Tally how many lines include "inner". The number is the whole answer.

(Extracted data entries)
# # #

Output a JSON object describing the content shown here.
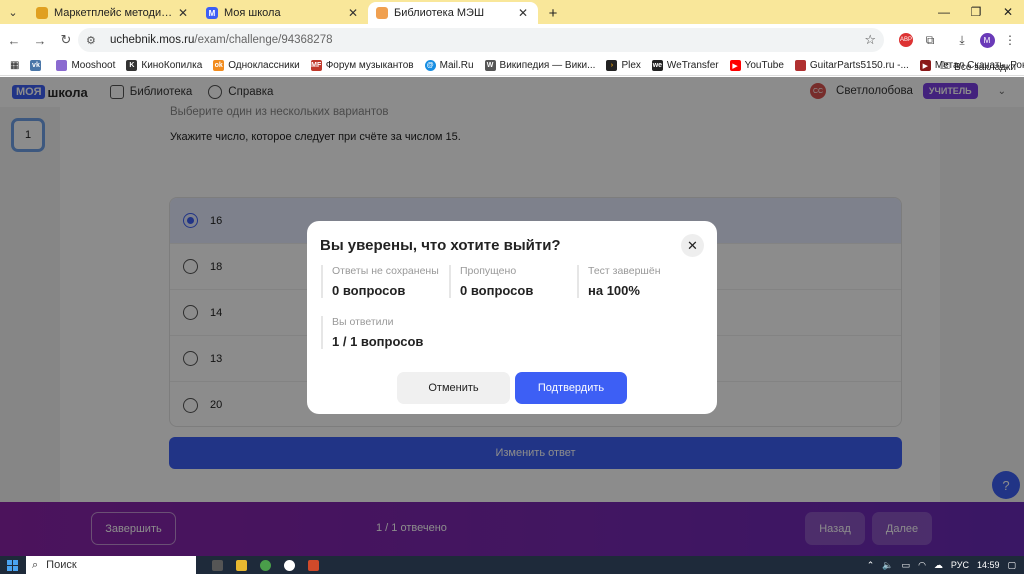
{
  "browser": {
    "tabs": [
      {
        "title": "Маркетплейс методических р",
        "favicon_color": "#e0a020",
        "active": false
      },
      {
        "title": "Моя школа",
        "favicon_color": "#3d5ff5",
        "active": false
      },
      {
        "title": "Библиотека МЭШ",
        "favicon_color": "#f0a050",
        "active": true
      }
    ],
    "url_host": "uchebnik.mos.ru",
    "url_path": "/exam/challenge/94368278",
    "profile_initial": "M",
    "bookmarks": [
      {
        "label": "",
        "color": "#4a76a8",
        "icon": "vk-icon"
      },
      {
        "label": "Mooshoot",
        "color": "#8a6ad0",
        "icon": "mooshoot-icon"
      },
      {
        "label": "КиноКопилка",
        "color": "#333333",
        "icon": "kinokopilka-icon"
      },
      {
        "label": "Одноклассники",
        "color": "#f28c1e",
        "icon": "ok-icon"
      },
      {
        "label": "Форум музыкантов",
        "color": "#c0392b",
        "icon": "mf-icon"
      },
      {
        "label": "Mail.Ru",
        "color": "#168de2",
        "icon": "mailru-icon"
      },
      {
        "label": "Википедия — Вики...",
        "color": "#555555",
        "icon": "wikipedia-icon"
      },
      {
        "label": "Plex",
        "color": "#e5a00d",
        "icon": "plex-icon"
      },
      {
        "label": "WeTransfer",
        "color": "#222222",
        "icon": "wetransfer-icon"
      },
      {
        "label": "YouTube",
        "color": "#ff0000",
        "icon": "youtube-icon"
      },
      {
        "label": "GuitarParts5150.ru -...",
        "color": "#b03030",
        "icon": "guitarparts-icon"
      },
      {
        "label": "Метал Скачать, Рок...",
        "color": "#8b1a1a",
        "icon": "metal-icon"
      }
    ],
    "bookmarks_more": "»",
    "all_bookmarks": "Все закладки"
  },
  "site": {
    "logo_part1": "МОЯ",
    "logo_part2": "школа",
    "menu": [
      "Библиотека",
      "Справка"
    ],
    "user_initials": "СС",
    "user_name": "Светлолобова",
    "user_role": "УЧИТЕЛЬ"
  },
  "question": {
    "number": "1",
    "hint": "Выберите один из нескольких вариантов",
    "text": "Укажите число, которое следует при счёте за числом 15.",
    "options": [
      "16",
      "18",
      "14",
      "13",
      "20"
    ],
    "selected_index": 0,
    "change_answer": "Изменить ответ"
  },
  "footer": {
    "finish": "Завершить",
    "progress": "1 / 1 отвечено",
    "prev": "Назад",
    "next": "Далее"
  },
  "help_label": "?",
  "modal": {
    "title": "Вы уверены, что хотите выйти?",
    "stats": [
      {
        "label": "Ответы не сохранены",
        "value": "0 вопросов"
      },
      {
        "label": "Пропущено",
        "value": "0 вопросов"
      },
      {
        "label": "Тест завершён",
        "value": "на 100%"
      },
      {
        "label": "Вы ответили",
        "value": "1 / 1 вопросов"
      }
    ],
    "cancel": "Отменить",
    "confirm": "Подтвердить"
  },
  "taskbar": {
    "search_placeholder": "Поиск",
    "lang": "РУС",
    "time": "14:59"
  }
}
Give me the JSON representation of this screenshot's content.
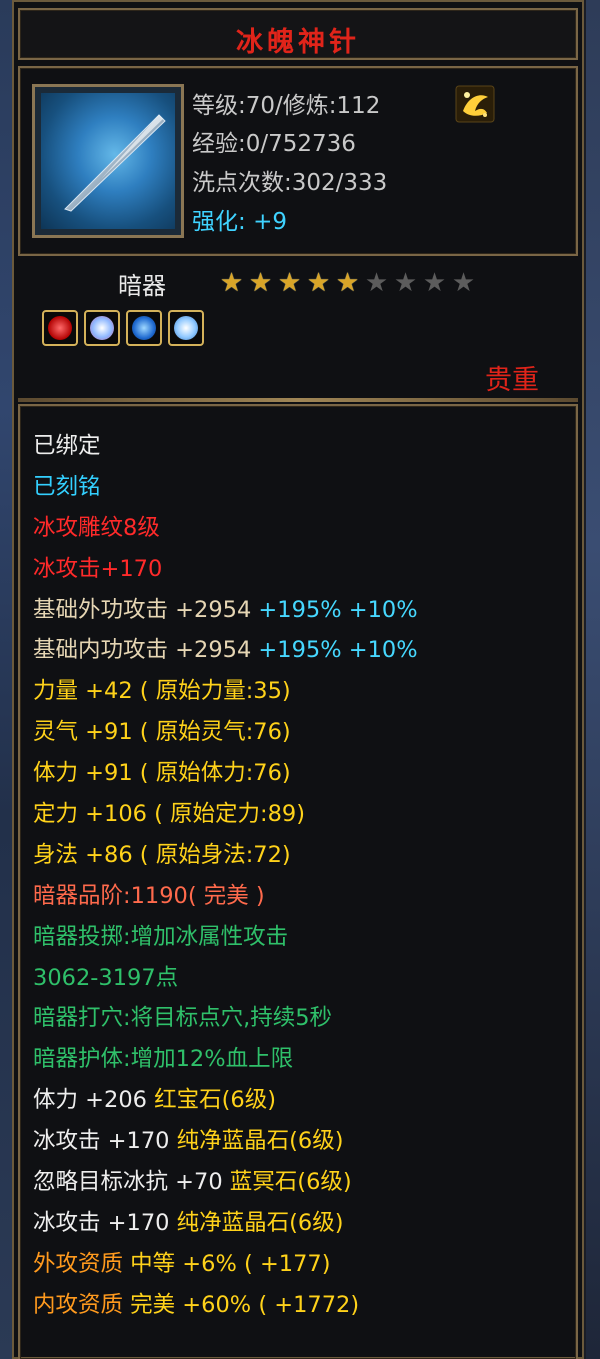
{
  "item": {
    "name": "冰魄神针",
    "level_line": "等级:70/修炼:112",
    "exp_line": "经验:0/752736",
    "wash_line": "洗点次数:302/333",
    "enhance_label": "强化:",
    "enhance_value": "+9",
    "type": "暗器",
    "stars": {
      "filled": 5,
      "total": 9
    },
    "quality": "贵重",
    "socket_gems": [
      "red-gem-icon",
      "ice-crystal-gem-icon",
      "blue-gem-icon",
      "ice-crystal-gem-icon"
    ]
  },
  "colors": {
    "title": "#e0241a",
    "bound": "#eeeeee",
    "engraved": "#33d0ff",
    "rune": "#ff2a2a",
    "base_attack": "#e6d6b4",
    "percent": "#46d8ff",
    "stat": "#ffd21a",
    "grade": "#ff6a4c",
    "skill": "#2fc06a",
    "aptitude": "#ff9a1e"
  },
  "attributes": [
    {
      "id": "bound",
      "color": "c-white",
      "parts": [
        {
          "text": "已绑定"
        }
      ]
    },
    {
      "id": "engraved",
      "color": "c-cyan",
      "parts": [
        {
          "text": "已刻铭"
        }
      ]
    },
    {
      "id": "rune",
      "color": "c-red",
      "parts": [
        {
          "text": "冰攻雕纹8级"
        }
      ]
    },
    {
      "id": "ice-attack-bonus",
      "color": "c-red",
      "parts": [
        {
          "text": "冰攻击+170"
        }
      ]
    },
    {
      "id": "base-outer-attack",
      "color": "c-beige",
      "parts": [
        {
          "text": "基础外功攻击 +2954 "
        },
        {
          "text": "+195% +10%",
          "color": "c-cyanb"
        }
      ]
    },
    {
      "id": "base-inner-attack",
      "color": "c-beige",
      "parts": [
        {
          "text": "基础内功攻击 +2954 "
        },
        {
          "text": "+195% +10%",
          "color": "c-cyanb"
        }
      ]
    },
    {
      "id": "strength",
      "color": "c-yellow",
      "parts": [
        {
          "text": "力量 +42 ( 原始力量:35)"
        }
      ]
    },
    {
      "id": "spirit",
      "color": "c-yellow",
      "parts": [
        {
          "text": "灵气 +91 ( 原始灵气:76)"
        }
      ]
    },
    {
      "id": "constitution",
      "color": "c-yellow",
      "parts": [
        {
          "text": "体力 +91 ( 原始体力:76)"
        }
      ]
    },
    {
      "id": "focus",
      "color": "c-yellow",
      "parts": [
        {
          "text": "定力 +106 ( 原始定力:89)"
        }
      ]
    },
    {
      "id": "agility",
      "color": "c-yellow",
      "parts": [
        {
          "text": "身法 +86 ( 原始身法:72)"
        }
      ]
    },
    {
      "id": "grade",
      "color": "c-salmon",
      "parts": [
        {
          "text": "暗器品阶:1190( 完美 )"
        }
      ]
    },
    {
      "id": "skill-throw",
      "color": "c-green",
      "parts": [
        {
          "text": "暗器投掷:增加冰属性攻击"
        }
      ]
    },
    {
      "id": "skill-throw-range",
      "color": "c-green",
      "parts": [
        {
          "text": "3062-3197点"
        }
      ]
    },
    {
      "id": "skill-acupoint",
      "color": "c-green",
      "parts": [
        {
          "text": "暗器打穴:将目标点穴,持续5秒"
        }
      ]
    },
    {
      "id": "skill-guard",
      "color": "c-green",
      "parts": [
        {
          "text": "暗器护体:增加12%血上限"
        }
      ]
    },
    {
      "id": "gem-1",
      "color": "c-white",
      "parts": [
        {
          "text": "体力 +206 "
        },
        {
          "text": "红宝石(6级)",
          "color": "c-yellow"
        }
      ]
    },
    {
      "id": "gem-2",
      "color": "c-white",
      "parts": [
        {
          "text": "冰攻击 +170 "
        },
        {
          "text": "纯净蓝晶石(6级)",
          "color": "c-yellow"
        }
      ]
    },
    {
      "id": "gem-3",
      "color": "c-white",
      "parts": [
        {
          "text": "忽略目标冰抗 +70 "
        },
        {
          "text": "蓝冥石(6级)",
          "color": "c-yellow"
        }
      ]
    },
    {
      "id": "gem-4",
      "color": "c-white",
      "parts": [
        {
          "text": "冰攻击 +170 "
        },
        {
          "text": "纯净蓝晶石(6级)",
          "color": "c-yellow"
        }
      ]
    },
    {
      "id": "outer-aptitude",
      "color": "c-orange",
      "parts": [
        {
          "text": "外攻资质  "
        },
        {
          "text": "中等 +6% ( +177)",
          "color": "c-yellow"
        }
      ]
    },
    {
      "id": "inner-aptitude",
      "color": "c-orange",
      "parts": [
        {
          "text": "内攻资质  "
        },
        {
          "text": "完美 +60% ( +1772)",
          "color": "c-yellow"
        }
      ]
    }
  ]
}
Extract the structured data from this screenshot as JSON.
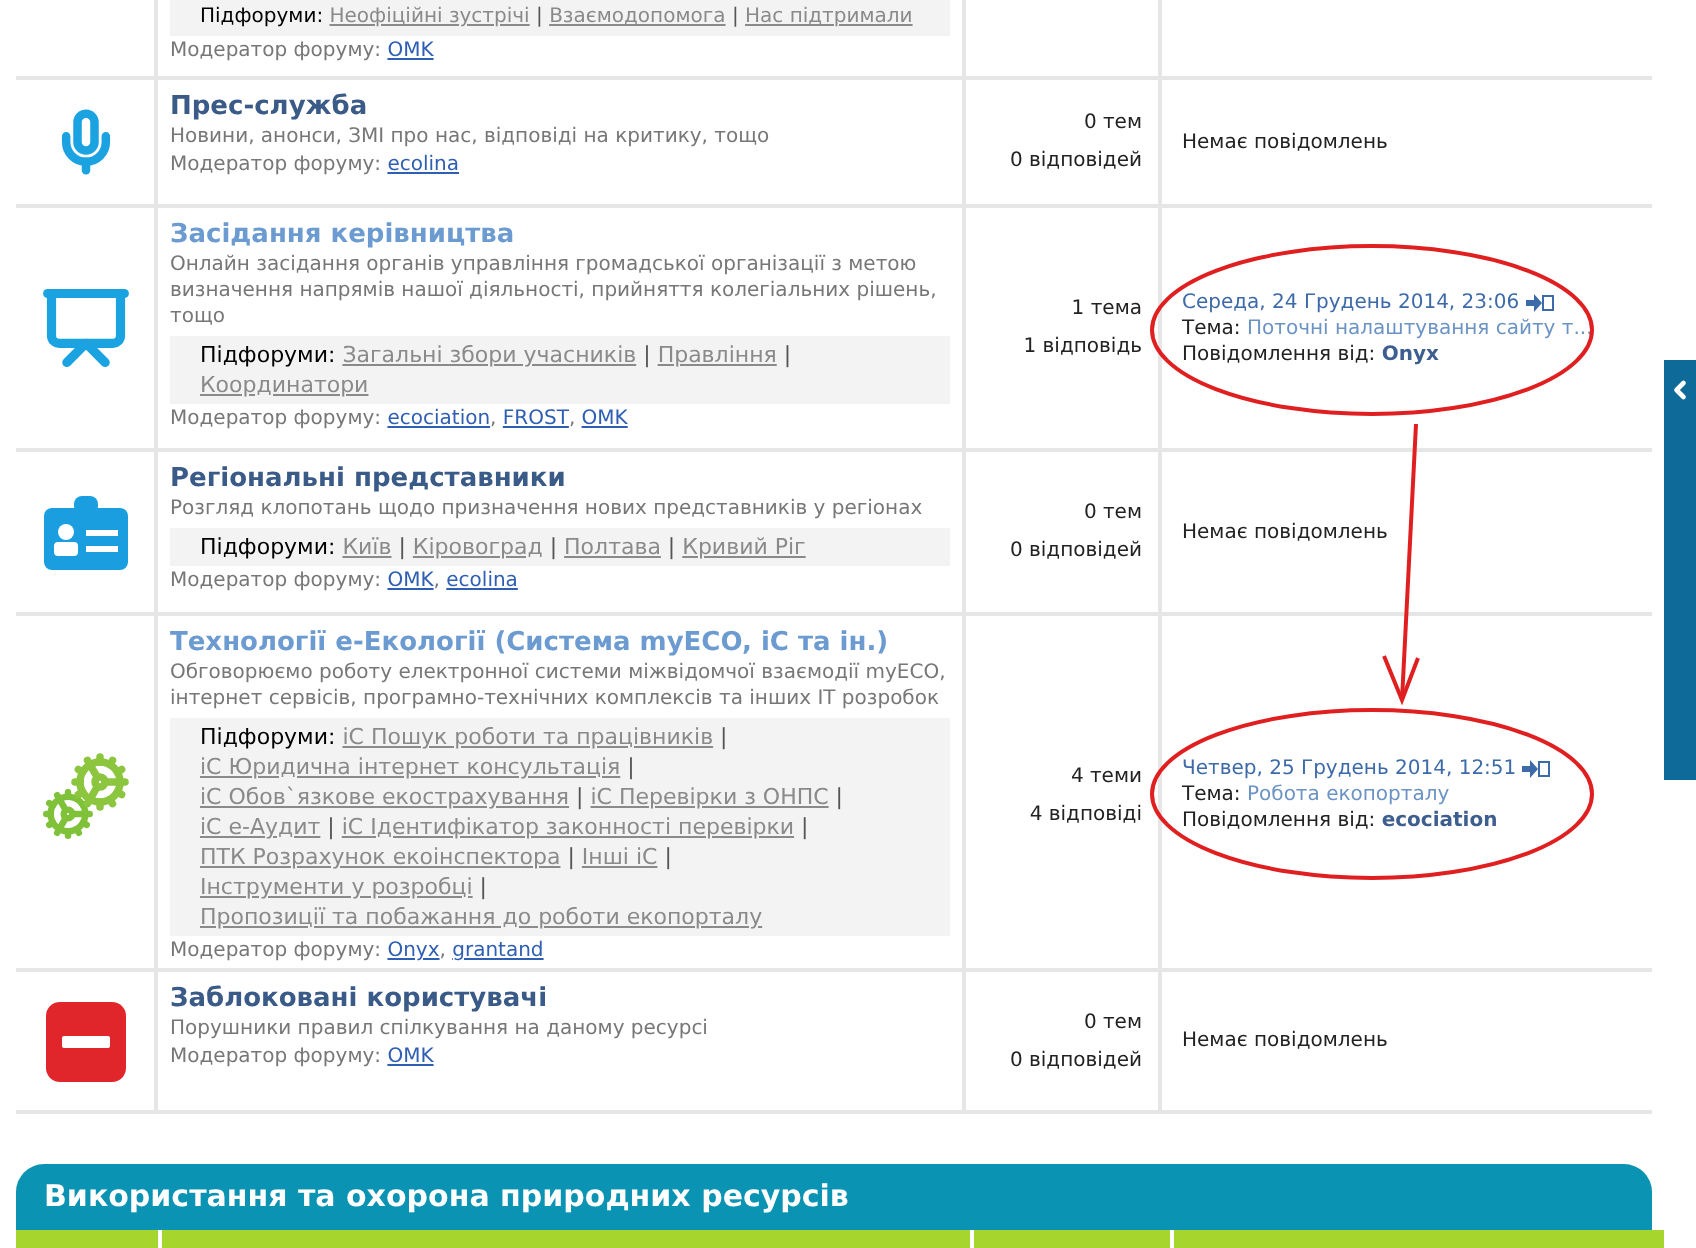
{
  "separator": "|",
  "moderator_separator": ",",
  "top_forum": {
    "subforums_label": "Підфоруми:",
    "subforums": [
      "Неофіційні зустрічі",
      "Взаємодопомога",
      "Нас підтримали"
    ],
    "moderator_label": "Модератор форуму:",
    "moderators": [
      "OMK"
    ]
  },
  "forums": [
    {
      "kind": "microphone",
      "title": "Прес-служба",
      "visited": false,
      "description": "Новини, анонси, ЗМІ про нас, відповіді на критику, тощо",
      "moderator_label": "Модератор форуму:",
      "moderators": [
        "ecolina"
      ],
      "topics": "0 тем",
      "replies": "0 відповідей",
      "last_post": {
        "kind": "empty",
        "text": "Немає повідомлень"
      }
    },
    {
      "kind": "presentation",
      "title": "Засідання керівництва",
      "visited": true,
      "description": "Онлайн засідання органів управління громадської організації з метою визначення напрямів нашої діяльності, прийняття колегіальних рішень, тощо",
      "subforums_label": "Підфоруми:",
      "subforums": [
        "Загальні збори учасників",
        "Правління",
        "Координатори"
      ],
      "moderator_label": "Модератор форуму:",
      "moderators": [
        "ecociation",
        "FROST",
        "OMK"
      ],
      "topics": "1 тема",
      "replies": "1 відповідь",
      "last_post": {
        "kind": "post",
        "date": "Середа, 24 Грудень 2014, 23:06",
        "topic_label": "Тема:",
        "topic": "Поточні налаштування сайту т...",
        "by_label": "Повідомлення від:",
        "author": "Onyx"
      }
    },
    {
      "kind": "badge",
      "title": "Регіональні представники",
      "visited": false,
      "description": "Розгляд клопотань щодо призначення нових представників у регіонах",
      "subforums_label": "Підфоруми:",
      "subforums": [
        "Київ",
        "Кіровоград",
        "Полтава",
        "Кривий Ріг"
      ],
      "moderator_label": "Модератор форуму:",
      "moderators": [
        "OMK",
        "ecolina"
      ],
      "topics": "0 тем",
      "replies": "0 відповідей",
      "last_post": {
        "kind": "empty",
        "text": "Немає повідомлень"
      }
    },
    {
      "kind": "gears",
      "title": "Технології e-Екології (Система myECO, iC та ін.)",
      "visited": true,
      "description": "Обговорюємо роботу електронної системи міжвідомчої взаємодії myECO, інтернет сервісів, програмно-технічних комплексів та інших IT розробок",
      "subforums_label": "Підфоруми:",
      "subforums": [
        "iC Пошук роботи та працівників",
        "iC Юридична інтернет консультація",
        "iC Обов`язкове екострахування",
        "iC Перевірки з ОНПС",
        "iC e-Аудит",
        "iC Ідентифікатор законності перевірки",
        "ПТК Розрахунок екоінспектора",
        "Інші iC",
        "Інструменти у розробці",
        "Пропозиції та побажання до роботи екопорталу"
      ],
      "moderator_label": "Модератор форуму:",
      "moderators": [
        "Onyx",
        "grantand"
      ],
      "topics": "4 теми",
      "replies": "4 відповіді",
      "last_post": {
        "kind": "post",
        "date": "Четвер, 25 Грудень 2014, 12:51",
        "topic_label": "Тема:",
        "topic": "Робота екопорталу",
        "by_label": "Повідомлення від:",
        "author": "ecociation"
      }
    },
    {
      "kind": "blocked",
      "title": "Заблоковані користувачі",
      "visited": false,
      "description": "Порушники правил спілкування на даному ресурсі",
      "moderator_label": "Модератор форуму:",
      "moderators": [
        "OMK"
      ],
      "topics": "0 тем",
      "replies": "0 відповідей",
      "last_post": {
        "kind": "empty",
        "text": "Немає повідомлень"
      }
    }
  ],
  "next_section": {
    "title": "Використання та охорона природних ресурсів"
  }
}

# # #

■ **FINAL RESULT**
2